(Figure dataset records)
● ● ● ● ● ● ●
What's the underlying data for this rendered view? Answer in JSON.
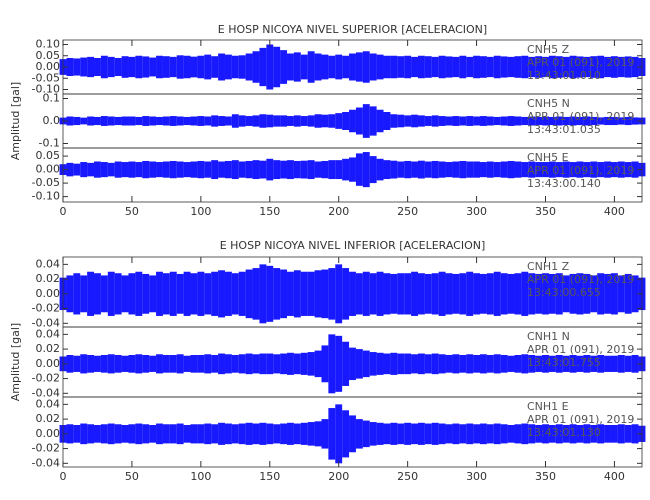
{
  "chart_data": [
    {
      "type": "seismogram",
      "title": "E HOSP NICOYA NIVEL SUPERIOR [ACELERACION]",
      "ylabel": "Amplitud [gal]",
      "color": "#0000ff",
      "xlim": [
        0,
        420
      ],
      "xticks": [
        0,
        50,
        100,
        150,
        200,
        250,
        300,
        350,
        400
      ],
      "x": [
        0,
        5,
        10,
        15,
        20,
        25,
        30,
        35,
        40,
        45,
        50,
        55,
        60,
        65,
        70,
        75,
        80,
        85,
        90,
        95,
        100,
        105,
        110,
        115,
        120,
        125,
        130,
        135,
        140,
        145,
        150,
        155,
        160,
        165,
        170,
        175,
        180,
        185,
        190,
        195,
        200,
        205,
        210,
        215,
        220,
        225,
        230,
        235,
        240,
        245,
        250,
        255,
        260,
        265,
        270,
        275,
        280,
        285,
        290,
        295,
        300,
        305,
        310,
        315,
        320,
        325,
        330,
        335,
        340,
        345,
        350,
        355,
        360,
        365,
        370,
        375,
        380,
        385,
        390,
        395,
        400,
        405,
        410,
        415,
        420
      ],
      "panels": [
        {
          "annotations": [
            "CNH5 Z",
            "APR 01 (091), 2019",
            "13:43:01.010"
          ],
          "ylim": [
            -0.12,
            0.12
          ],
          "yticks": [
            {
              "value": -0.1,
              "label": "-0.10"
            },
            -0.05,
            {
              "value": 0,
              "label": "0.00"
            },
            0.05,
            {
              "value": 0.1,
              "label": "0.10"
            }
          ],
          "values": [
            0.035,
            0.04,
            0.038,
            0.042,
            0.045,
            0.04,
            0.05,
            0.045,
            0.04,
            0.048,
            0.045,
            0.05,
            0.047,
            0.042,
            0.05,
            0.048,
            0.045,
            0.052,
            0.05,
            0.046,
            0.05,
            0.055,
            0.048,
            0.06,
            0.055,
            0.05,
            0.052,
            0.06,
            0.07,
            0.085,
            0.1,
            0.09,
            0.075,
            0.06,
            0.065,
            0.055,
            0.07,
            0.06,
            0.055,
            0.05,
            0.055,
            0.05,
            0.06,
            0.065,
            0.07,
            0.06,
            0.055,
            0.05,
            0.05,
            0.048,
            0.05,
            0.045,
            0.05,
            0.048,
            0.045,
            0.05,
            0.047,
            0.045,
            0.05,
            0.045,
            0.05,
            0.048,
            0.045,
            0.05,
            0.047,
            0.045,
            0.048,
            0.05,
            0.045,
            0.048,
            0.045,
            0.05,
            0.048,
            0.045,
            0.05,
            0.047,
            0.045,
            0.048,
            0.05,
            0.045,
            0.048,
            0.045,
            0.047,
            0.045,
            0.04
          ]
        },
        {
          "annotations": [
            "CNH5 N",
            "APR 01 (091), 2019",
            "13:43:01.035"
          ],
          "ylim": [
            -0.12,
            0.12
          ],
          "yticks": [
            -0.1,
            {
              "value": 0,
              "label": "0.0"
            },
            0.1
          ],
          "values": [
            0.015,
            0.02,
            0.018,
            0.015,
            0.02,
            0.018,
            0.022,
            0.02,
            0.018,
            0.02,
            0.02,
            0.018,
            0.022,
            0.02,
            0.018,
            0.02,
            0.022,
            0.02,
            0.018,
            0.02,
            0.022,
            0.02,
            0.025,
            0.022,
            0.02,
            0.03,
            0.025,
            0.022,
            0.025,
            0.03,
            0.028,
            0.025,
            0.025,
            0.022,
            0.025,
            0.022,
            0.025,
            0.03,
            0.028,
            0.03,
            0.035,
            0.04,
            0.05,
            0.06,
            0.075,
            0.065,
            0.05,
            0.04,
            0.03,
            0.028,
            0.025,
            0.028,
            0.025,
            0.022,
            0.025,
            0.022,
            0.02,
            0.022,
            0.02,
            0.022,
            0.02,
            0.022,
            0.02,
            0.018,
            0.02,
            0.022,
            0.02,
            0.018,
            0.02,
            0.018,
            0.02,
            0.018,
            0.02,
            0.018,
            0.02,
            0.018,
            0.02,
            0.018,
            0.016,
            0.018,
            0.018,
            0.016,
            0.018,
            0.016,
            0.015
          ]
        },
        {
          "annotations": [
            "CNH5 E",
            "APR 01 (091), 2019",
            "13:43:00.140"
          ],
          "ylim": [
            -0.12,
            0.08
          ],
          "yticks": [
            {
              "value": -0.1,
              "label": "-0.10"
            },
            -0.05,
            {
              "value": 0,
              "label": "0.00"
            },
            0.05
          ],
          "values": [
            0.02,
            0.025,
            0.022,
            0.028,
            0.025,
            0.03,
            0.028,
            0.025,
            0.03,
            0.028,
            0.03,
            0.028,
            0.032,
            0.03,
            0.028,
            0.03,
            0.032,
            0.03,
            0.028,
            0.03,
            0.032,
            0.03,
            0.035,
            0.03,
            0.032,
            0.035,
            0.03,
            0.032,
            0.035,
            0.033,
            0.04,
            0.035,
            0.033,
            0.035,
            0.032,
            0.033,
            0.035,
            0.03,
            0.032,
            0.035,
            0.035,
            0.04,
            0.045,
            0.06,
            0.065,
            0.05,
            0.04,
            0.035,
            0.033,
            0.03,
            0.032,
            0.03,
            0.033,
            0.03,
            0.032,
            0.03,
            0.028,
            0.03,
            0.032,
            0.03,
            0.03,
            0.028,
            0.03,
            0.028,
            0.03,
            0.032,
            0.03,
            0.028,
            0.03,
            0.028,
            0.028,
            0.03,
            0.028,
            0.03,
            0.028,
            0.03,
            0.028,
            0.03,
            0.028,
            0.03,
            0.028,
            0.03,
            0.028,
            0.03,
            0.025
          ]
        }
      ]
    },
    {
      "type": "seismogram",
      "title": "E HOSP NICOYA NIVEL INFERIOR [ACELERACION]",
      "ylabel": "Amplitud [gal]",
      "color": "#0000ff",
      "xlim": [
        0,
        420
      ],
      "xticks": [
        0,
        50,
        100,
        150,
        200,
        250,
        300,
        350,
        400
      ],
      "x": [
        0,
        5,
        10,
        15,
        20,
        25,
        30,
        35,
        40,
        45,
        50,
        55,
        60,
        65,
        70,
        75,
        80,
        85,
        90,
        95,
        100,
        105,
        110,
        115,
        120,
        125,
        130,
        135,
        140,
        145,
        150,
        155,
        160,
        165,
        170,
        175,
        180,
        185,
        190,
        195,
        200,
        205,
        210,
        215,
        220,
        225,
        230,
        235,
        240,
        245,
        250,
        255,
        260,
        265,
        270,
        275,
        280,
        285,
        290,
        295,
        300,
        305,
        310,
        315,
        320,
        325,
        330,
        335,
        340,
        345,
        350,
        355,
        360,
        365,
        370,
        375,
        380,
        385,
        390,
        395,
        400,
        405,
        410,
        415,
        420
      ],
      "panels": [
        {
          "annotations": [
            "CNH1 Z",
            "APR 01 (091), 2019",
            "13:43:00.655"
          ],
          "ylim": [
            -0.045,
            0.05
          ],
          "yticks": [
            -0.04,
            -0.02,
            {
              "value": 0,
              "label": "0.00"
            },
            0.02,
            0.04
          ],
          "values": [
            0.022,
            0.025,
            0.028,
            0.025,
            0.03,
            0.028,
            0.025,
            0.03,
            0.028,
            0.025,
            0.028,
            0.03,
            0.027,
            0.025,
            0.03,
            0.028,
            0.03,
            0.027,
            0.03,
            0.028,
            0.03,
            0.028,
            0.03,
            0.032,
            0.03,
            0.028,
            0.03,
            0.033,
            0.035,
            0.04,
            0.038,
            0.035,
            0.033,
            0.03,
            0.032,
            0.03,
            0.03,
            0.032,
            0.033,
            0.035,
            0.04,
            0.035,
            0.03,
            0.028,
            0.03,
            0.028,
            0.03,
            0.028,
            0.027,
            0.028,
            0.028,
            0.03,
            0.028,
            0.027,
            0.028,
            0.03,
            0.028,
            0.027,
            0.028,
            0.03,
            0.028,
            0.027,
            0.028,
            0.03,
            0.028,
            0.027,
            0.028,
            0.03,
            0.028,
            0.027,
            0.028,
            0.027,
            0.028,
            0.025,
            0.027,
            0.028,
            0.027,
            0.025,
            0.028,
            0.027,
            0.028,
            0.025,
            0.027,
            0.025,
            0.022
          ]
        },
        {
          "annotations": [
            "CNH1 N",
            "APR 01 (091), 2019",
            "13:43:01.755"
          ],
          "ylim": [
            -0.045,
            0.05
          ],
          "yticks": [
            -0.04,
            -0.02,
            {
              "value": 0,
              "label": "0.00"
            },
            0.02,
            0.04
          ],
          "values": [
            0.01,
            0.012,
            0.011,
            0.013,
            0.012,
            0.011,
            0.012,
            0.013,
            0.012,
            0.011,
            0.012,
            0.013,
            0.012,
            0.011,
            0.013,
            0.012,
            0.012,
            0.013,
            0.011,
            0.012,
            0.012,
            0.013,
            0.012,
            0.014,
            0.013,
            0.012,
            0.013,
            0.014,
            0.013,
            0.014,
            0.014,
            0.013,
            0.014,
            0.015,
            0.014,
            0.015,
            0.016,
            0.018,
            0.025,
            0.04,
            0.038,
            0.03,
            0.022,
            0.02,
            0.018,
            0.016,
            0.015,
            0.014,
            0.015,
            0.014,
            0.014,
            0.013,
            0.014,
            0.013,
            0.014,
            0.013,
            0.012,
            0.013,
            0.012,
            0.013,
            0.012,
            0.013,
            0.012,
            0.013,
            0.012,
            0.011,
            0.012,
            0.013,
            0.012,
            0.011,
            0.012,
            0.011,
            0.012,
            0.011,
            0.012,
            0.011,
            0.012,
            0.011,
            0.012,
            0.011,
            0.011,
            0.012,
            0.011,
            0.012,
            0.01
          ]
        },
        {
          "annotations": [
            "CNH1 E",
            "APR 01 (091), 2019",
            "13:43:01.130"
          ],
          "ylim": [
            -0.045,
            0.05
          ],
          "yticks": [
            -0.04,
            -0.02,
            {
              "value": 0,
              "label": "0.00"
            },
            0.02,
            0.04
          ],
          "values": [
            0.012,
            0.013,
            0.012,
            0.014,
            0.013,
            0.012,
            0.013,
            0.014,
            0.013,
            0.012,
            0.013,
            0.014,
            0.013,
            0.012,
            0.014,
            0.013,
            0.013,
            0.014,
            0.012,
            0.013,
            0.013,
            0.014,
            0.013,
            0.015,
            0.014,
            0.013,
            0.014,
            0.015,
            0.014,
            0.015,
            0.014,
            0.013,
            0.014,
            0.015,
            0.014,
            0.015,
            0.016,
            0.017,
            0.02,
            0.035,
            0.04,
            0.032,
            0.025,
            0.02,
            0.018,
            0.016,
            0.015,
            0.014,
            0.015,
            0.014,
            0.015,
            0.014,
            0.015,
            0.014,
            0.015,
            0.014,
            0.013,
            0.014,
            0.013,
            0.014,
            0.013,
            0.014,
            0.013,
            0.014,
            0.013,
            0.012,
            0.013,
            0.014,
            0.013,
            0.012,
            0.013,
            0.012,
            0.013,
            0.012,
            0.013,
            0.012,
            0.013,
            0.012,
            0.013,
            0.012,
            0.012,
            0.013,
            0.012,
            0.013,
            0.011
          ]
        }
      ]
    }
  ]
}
● ● ● ● ● ● ●
Search the data for the string "HOSP" and copy each line where it appears.

      "title": "E HOSP NICOYA NIVEL SUPERIOR [ACELERACION]",
      "title": "E HOSP NICOYA NIVEL INFERIOR [ACELERACION]",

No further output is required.